## begin PROVIDED DATA

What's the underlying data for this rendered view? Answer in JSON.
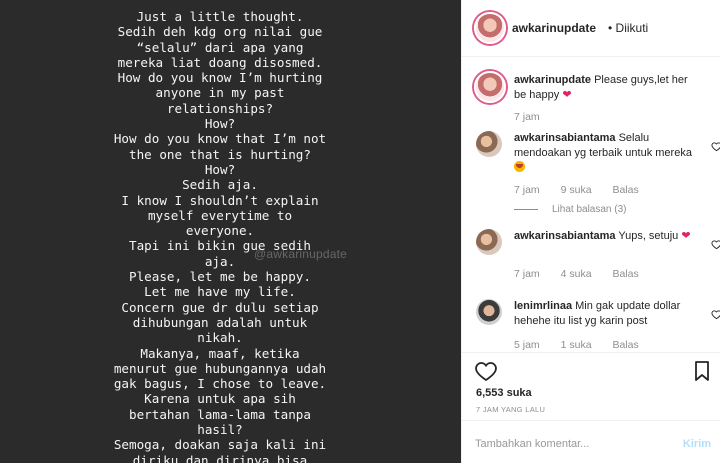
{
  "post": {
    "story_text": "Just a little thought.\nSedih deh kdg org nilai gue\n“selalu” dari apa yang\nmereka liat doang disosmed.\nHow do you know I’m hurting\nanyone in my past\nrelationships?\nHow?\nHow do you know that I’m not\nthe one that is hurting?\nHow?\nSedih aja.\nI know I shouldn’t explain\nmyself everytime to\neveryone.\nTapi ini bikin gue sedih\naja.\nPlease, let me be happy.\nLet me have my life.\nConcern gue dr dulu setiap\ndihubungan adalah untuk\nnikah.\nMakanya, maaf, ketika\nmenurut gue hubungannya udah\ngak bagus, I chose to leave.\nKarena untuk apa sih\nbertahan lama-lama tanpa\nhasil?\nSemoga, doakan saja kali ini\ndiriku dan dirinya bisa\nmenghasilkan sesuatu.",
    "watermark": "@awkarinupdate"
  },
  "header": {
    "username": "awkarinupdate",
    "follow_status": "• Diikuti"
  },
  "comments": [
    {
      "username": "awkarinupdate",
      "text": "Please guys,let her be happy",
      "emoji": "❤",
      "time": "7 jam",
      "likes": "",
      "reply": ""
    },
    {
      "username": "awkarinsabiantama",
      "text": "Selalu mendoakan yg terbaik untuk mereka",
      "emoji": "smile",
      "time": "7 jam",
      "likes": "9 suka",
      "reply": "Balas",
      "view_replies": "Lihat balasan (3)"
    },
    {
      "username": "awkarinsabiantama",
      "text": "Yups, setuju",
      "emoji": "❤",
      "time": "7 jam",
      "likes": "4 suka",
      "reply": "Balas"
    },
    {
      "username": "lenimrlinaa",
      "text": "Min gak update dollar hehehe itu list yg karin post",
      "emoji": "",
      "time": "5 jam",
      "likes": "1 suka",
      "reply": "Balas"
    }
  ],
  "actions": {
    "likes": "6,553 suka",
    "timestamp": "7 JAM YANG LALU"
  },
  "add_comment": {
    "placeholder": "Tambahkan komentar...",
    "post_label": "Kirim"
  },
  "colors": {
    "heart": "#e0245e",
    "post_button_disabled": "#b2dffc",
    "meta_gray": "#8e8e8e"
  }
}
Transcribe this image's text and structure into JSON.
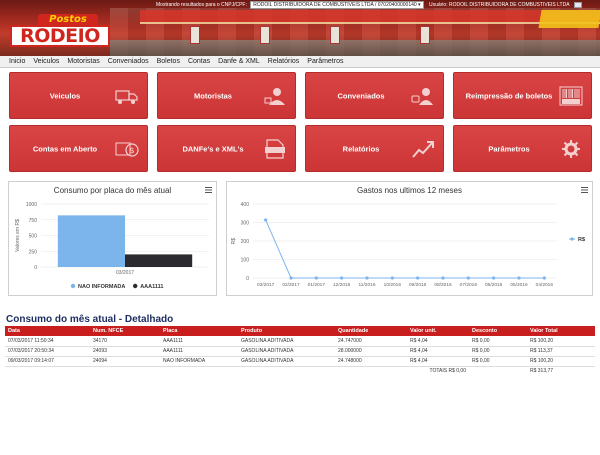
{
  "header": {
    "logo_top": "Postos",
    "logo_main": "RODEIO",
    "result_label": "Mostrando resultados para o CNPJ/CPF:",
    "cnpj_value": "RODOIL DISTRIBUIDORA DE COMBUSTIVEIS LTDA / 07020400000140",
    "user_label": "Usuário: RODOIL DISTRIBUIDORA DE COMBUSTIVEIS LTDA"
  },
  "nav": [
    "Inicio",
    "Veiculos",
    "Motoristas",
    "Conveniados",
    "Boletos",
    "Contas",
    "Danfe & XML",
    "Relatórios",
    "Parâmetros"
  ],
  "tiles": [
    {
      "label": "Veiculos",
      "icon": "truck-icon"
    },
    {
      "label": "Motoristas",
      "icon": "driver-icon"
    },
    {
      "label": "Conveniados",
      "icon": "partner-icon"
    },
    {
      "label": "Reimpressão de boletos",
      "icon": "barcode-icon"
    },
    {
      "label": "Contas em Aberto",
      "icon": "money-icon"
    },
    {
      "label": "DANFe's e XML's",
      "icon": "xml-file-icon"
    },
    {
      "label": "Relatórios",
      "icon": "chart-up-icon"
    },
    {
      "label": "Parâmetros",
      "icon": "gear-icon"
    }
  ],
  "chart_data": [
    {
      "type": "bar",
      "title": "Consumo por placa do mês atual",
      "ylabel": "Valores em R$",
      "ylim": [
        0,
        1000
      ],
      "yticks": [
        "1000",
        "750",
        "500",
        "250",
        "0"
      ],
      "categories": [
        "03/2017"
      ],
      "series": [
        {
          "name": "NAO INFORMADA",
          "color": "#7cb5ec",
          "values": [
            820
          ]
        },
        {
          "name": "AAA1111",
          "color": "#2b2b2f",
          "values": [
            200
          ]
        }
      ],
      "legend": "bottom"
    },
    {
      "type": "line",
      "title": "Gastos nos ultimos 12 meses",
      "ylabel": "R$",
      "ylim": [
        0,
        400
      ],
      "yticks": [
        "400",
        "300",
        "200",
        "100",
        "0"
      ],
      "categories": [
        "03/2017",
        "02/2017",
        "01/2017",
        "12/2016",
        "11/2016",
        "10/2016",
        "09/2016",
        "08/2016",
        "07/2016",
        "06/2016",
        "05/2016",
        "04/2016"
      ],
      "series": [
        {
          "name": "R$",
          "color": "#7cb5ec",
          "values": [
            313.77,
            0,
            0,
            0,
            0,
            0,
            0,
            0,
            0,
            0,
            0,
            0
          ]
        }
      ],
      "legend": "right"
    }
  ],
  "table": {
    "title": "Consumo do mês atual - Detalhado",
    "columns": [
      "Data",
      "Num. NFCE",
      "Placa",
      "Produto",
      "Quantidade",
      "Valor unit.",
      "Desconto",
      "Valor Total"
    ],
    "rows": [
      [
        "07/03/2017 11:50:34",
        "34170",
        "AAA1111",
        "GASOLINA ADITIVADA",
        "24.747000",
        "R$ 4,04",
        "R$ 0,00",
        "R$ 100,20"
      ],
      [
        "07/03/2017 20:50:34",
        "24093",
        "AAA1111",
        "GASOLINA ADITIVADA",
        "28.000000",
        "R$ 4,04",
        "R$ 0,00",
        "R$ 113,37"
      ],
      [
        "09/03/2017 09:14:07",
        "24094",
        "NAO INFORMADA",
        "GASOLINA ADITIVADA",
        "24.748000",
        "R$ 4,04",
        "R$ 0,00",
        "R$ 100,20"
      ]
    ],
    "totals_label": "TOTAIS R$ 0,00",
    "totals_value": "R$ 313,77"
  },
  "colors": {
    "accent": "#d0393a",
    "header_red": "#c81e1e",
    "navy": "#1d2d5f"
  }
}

## end PROVIDED DATA

= TASK =
Find every line of the data that holds the string "RODOIL", then say how many there are and nothing else.

= EXERCISE SOLUTION =
2